* Input records *
****************************************

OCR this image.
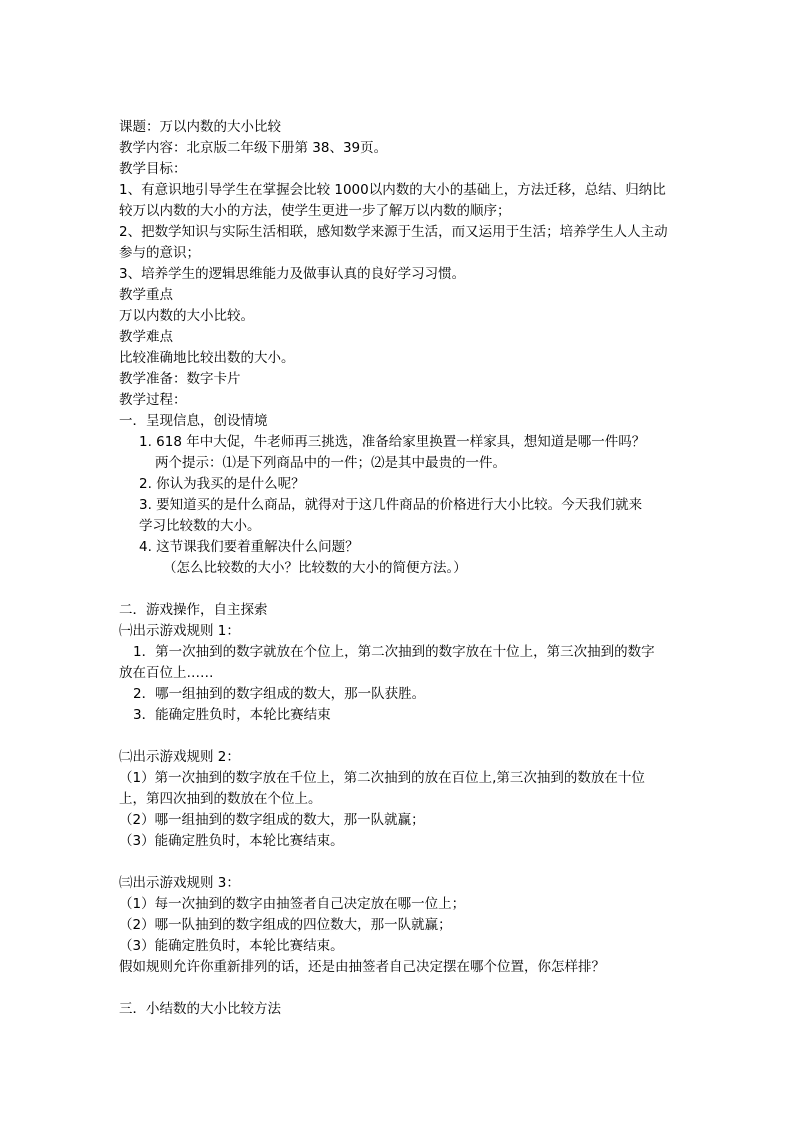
课题：万以内数的大小比较
教学内容：北京版二年级下册第 38、39页。
教学目标：
1、有意识地引导学生在掌握会比较 1000以内数的大小的基础上，方法迁移，总结、归纳比较万以内数的大小的方法，使学生更进一步了解万以内数的顺序；
2、把数学知识与实际生活相联，感知数学来源于生活，而又运用于生活；培养学生人人主动参与的意识；
3、培养学生的逻辑思维能力及做事认真的良好学习习惯。
教学重点
万以内数的大小比较。
教学难点
比较准确地比较出数的大小。
教学准备：数字卡片
教学过程：
一．呈现信息，创设情境
1. 618 年中大促，牛老师再三挑选，准备给家里换置一样家具，想知道是哪一件吗？
两个提示：⑴是下列商品中的一件；⑵是其中最贵的一件。
2. 你认为我买的是什么呢？
3. 要知道买的是什么商品，就得对于这几件商品的价格进行大小比较。今天我们就来
学习比较数的大小。
4. 这节课我们要着重解决什么问题？
（怎么比较数的大小？比较数的大小的简便方法。）
二．游戏操作，自主探索
㈠出示游戏规则 1：
1．第一次抽到的数字就放在个位上，第二次抽到的数字放在十位上，第三次抽到的数字
放在百位上……
2．哪一组抽到的数字组成的数大，那一队获胜。
3．能确定胜负时，本轮比赛结束
㈡出示游戏规则 2：
（1）第一次抽到的数字放在千位上，第二次抽到的放在百位上,第三次抽到的数放在十位
上，第四次抽到的数放在个位上。
（2）哪一组抽到的数字组成的数大，那一队就赢；
（3）能确定胜负时，本轮比赛结束。
㈢出示游戏规则 3：
（1）每一次抽到的数字由抽签者自己决定放在哪一位上；
（2）哪一队抽到的数字组成的四位数大，那一队就赢；
（3）能确定胜负时，本轮比赛结束。
假如规则允许你重新排列的话，还是由抽签者自己决定摆在哪个位置，你怎样排？
三．小结数的大小比较方法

****************************************

* Your task *
Restate the data above word for word. Do not include the images.

* Result for this exercise *
OCR this image.
课题：万以内数的大小比较
教学内容：北京版二年级下册第 38、39页。
教学目标：
1、有意识地引导学生在掌握会比较 1000以内数的大小的基础上，方法迁移，总结、归纳比较万以内数的大小的方法，使学生更进一步了解万以内数的顺序；
2、把数学知识与实际生活相联，感知数学来源于生活，而又运用于生活；培养学生人人主动参与的意识；
3、培养学生的逻辑思维能力及做事认真的良好学习习惯。
教学重点
万以内数的大小比较。
教学难点
比较准确地比较出数的大小。
教学准备：数字卡片
教学过程：
一．呈现信息，创设情境
1. 618 年中大促，牛老师再三挑选，准备给家里换置一样家具，想知道是哪一件吗？
两个提示：⑴是下列商品中的一件；⑵是其中最贵的一件。
2. 你认为我买的是什么呢？
3. 要知道买的是什么商品，就得对于这几件商品的价格进行大小比较。今天我们就来
学习比较数的大小。
4. 这节课我们要着重解决什么问题？
（怎么比较数的大小？比较数的大小的简便方法。）
二．游戏操作，自主探索
㈠出示游戏规则 1：
1．第一次抽到的数字就放在个位上，第二次抽到的数字放在十位上，第三次抽到的数字
放在百位上……
2．哪一组抽到的数字组成的数大，那一队获胜。
3．能确定胜负时，本轮比赛结束
㈡出示游戏规则 2：
（1）第一次抽到的数字放在千位上，第二次抽到的放在百位上,第三次抽到的数放在十位
上，第四次抽到的数放在个位上。
（2）哪一组抽到的数字组成的数大，那一队就赢；
（3）能确定胜负时，本轮比赛结束。
㈢出示游戏规则 3：
（1）每一次抽到的数字由抽签者自己决定放在哪一位上；
（2）哪一队抽到的数字组成的四位数大，那一队就赢；
（3）能确定胜负时，本轮比赛结束。
假如规则允许你重新排列的话，还是由抽签者自己决定摆在哪个位置，你怎样排？
三．小结数的大小比较方法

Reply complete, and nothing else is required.